● **TO DO**:
Here are some records; quote them exactly, leaving out the pictures.

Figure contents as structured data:
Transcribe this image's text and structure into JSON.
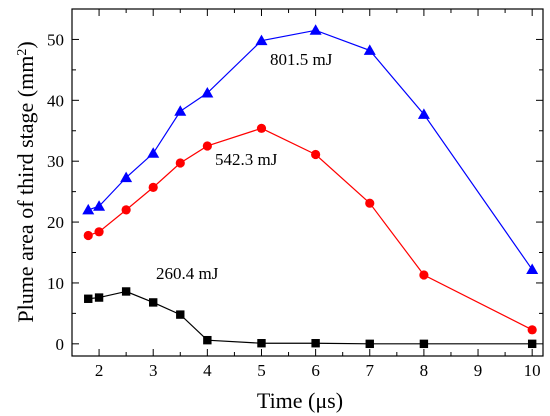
{
  "chart_data": {
    "type": "line",
    "xlabel": "Time (μs)",
    "ylabel": "Plume area of third stage (mm²)",
    "ylabel_main": "Plume area of third stage (mm",
    "ylabel_sup": "2",
    "ylabel_close": ")",
    "xlim": [
      1.5,
      10.2
    ],
    "ylim": [
      -2,
      55
    ],
    "xticks": [
      2,
      3,
      4,
      5,
      6,
      7,
      8,
      9,
      10
    ],
    "yticks": [
      0,
      10,
      20,
      30,
      40,
      50
    ],
    "x": [
      1.8,
      2,
      2.5,
      3,
      3.5,
      4,
      5,
      6,
      7,
      8,
      10
    ],
    "series": [
      {
        "name": "801.5 mJ",
        "color": "#0000ff",
        "marker": "triangle",
        "values": [
          22.0,
          22.6,
          27.3,
          31.3,
          38.2,
          41.2,
          49.8,
          51.5,
          48.2,
          37.7,
          12.2
        ]
      },
      {
        "name": "542.3 mJ",
        "color": "#ff0000",
        "marker": "circle",
        "values": [
          17.8,
          18.4,
          22.0,
          25.7,
          29.7,
          32.5,
          35.4,
          31.1,
          23.1,
          11.3,
          2.3
        ]
      },
      {
        "name": "260.4 mJ",
        "color": "#000000",
        "marker": "square",
        "values": [
          7.4,
          7.6,
          8.6,
          6.8,
          4.8,
          0.6,
          0.1,
          0.1,
          0.0,
          0.0,
          0.0
        ]
      }
    ]
  }
}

● **EXERCISE SOLUTION**:
Transcribe this image's text and structure into JSON.
{
  "chart_data": {
    "type": "line",
    "xlabel": "Time (μs)",
    "ylabel": "Plume area of third stage (mm²)",
    "ylabel_main": "Plume area of third stage (mm",
    "ylabel_sup": "2",
    "ylabel_close": ")",
    "xlim": [
      1.5,
      10.2
    ],
    "ylim": [
      -2,
      55
    ],
    "xticks": [
      2,
      3,
      4,
      5,
      6,
      7,
      8,
      9,
      10
    ],
    "yticks": [
      0,
      10,
      20,
      30,
      40,
      50
    ],
    "x": [
      1.8,
      2,
      2.5,
      3,
      3.5,
      4,
      5,
      6,
      7,
      8,
      10
    ],
    "series": [
      {
        "name": "801.5 mJ",
        "color": "#0000ff",
        "marker": "triangle",
        "values": [
          22.0,
          22.6,
          27.3,
          31.3,
          38.2,
          41.2,
          49.8,
          51.5,
          48.2,
          37.7,
          12.2
        ]
      },
      {
        "name": "542.3 mJ",
        "color": "#ff0000",
        "marker": "circle",
        "values": [
          17.8,
          18.4,
          22.0,
          25.7,
          29.7,
          32.5,
          35.4,
          31.1,
          23.1,
          11.3,
          2.3
        ]
      },
      {
        "name": "260.4 mJ",
        "color": "#000000",
        "marker": "square",
        "values": [
          7.4,
          7.6,
          8.6,
          6.8,
          4.8,
          0.6,
          0.1,
          0.1,
          0.0,
          0.0,
          0.0
        ]
      }
    ]
  }
}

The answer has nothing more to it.